::: Supplied information :::
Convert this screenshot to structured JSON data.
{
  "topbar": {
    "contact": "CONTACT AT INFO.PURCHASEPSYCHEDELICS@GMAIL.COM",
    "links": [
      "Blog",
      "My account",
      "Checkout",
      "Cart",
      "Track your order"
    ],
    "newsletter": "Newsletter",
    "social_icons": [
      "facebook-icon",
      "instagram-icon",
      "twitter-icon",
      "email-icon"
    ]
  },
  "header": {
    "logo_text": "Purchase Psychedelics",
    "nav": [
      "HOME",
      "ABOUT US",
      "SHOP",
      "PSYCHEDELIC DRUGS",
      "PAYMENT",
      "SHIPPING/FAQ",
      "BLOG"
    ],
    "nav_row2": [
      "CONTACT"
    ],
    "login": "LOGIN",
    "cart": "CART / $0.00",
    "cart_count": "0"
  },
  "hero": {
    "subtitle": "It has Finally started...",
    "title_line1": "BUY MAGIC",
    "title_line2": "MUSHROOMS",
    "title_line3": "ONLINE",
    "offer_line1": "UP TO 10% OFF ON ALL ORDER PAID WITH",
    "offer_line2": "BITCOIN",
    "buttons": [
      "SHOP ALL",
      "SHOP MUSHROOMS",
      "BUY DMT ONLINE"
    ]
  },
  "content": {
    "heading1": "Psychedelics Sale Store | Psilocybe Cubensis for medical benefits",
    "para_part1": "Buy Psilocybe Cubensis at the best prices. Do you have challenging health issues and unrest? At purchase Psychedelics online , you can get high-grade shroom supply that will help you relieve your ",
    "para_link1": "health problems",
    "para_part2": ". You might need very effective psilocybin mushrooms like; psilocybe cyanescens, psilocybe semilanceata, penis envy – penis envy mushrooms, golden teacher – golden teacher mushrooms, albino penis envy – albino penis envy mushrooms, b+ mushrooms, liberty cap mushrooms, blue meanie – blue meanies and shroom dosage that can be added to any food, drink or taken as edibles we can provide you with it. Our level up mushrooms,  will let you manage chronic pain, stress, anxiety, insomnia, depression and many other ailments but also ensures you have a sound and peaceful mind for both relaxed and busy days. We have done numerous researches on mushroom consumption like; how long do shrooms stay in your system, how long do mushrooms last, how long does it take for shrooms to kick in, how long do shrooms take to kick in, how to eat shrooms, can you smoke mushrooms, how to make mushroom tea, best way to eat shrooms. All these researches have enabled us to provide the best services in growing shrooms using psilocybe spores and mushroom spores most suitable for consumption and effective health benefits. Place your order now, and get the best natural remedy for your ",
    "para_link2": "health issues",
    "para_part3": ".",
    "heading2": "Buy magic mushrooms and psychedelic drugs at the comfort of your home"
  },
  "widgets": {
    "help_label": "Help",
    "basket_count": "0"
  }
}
:::
* Exercise prompt *
Write down the full listing again, exactly.

* Final result *
Convert this screenshot to structured JSON data.
{
  "topbar": {
    "contact": "CONTACT AT INFO.PURCHASEPSYCHEDELICS@GMAIL.COM",
    "links": [
      "Blog",
      "My account",
      "Checkout",
      "Cart",
      "Track your order"
    ],
    "newsletter": "Newsletter",
    "social_icons": [
      "facebook-icon",
      "instagram-icon",
      "twitter-icon",
      "email-icon"
    ]
  },
  "header": {
    "logo_text": "Purchase Psychedelics",
    "nav": [
      "HOME",
      "ABOUT US",
      "SHOP",
      "PSYCHEDELIC DRUGS",
      "PAYMENT",
      "SHIPPING/FAQ",
      "BLOG"
    ],
    "nav_row2": [
      "CONTACT"
    ],
    "login": "LOGIN",
    "cart": "CART / $0.00",
    "cart_count": "0"
  },
  "hero": {
    "subtitle": "It has Finally started...",
    "title_line1": "BUY MAGIC",
    "title_line2": "MUSHROOMS",
    "title_line3": "ONLINE",
    "offer_line1": "UP TO 10% OFF ON ALL ORDER PAID WITH",
    "offer_line2": "BITCOIN",
    "buttons": [
      "SHOP ALL",
      "SHOP MUSHROOMS",
      "BUY DMT ONLINE"
    ]
  },
  "content": {
    "heading1": "Psychedelics Sale Store | Psilocybe Cubensis for medical benefits",
    "para_part1": "Buy Psilocybe Cubensis at the best prices. Do you have challenging health issues and unrest? At purchase Psychedelics online , you can get high-grade shroom supply that will help you relieve your ",
    "para_link1": "health problems",
    "para_part2": ". You might need very effective psilocybin mushrooms like; psilocybe cyanescens, psilocybe semilanceata, penis envy – penis envy mushrooms, golden teacher – golden teacher mushrooms, albino penis envy – albino penis envy mushrooms, b+ mushrooms, liberty cap mushrooms, blue meanie – blue meanies and shroom dosage that can be added to any food, drink or taken as edibles we can provide you with it. Our level up mushrooms,  will let you manage chronic pain, stress, anxiety, insomnia, depression and many other ailments but also ensures you have a sound and peaceful mind for both relaxed and busy days. We have done numerous researches on mushroom consumption like; how long do shrooms stay in your system, how long do mushrooms last, how long does it take for shrooms to kick in, how long do shrooms take to kick in, how to eat shrooms, can you smoke mushrooms, how to make mushroom tea, best way to eat shrooms. All these researches have enabled us to provide the best services in growing shrooms using psilocybe spores and mushroom spores most suitable for consumption and effective health benefits. Place your order now, and get the best natural remedy for your ",
    "para_link2": "health issues",
    "para_part3": ".",
    "heading2": "Buy magic mushrooms and psychedelic drugs at the comfort of your home"
  },
  "widgets": {
    "help_label": "Help",
    "basket_count": "0"
  }
}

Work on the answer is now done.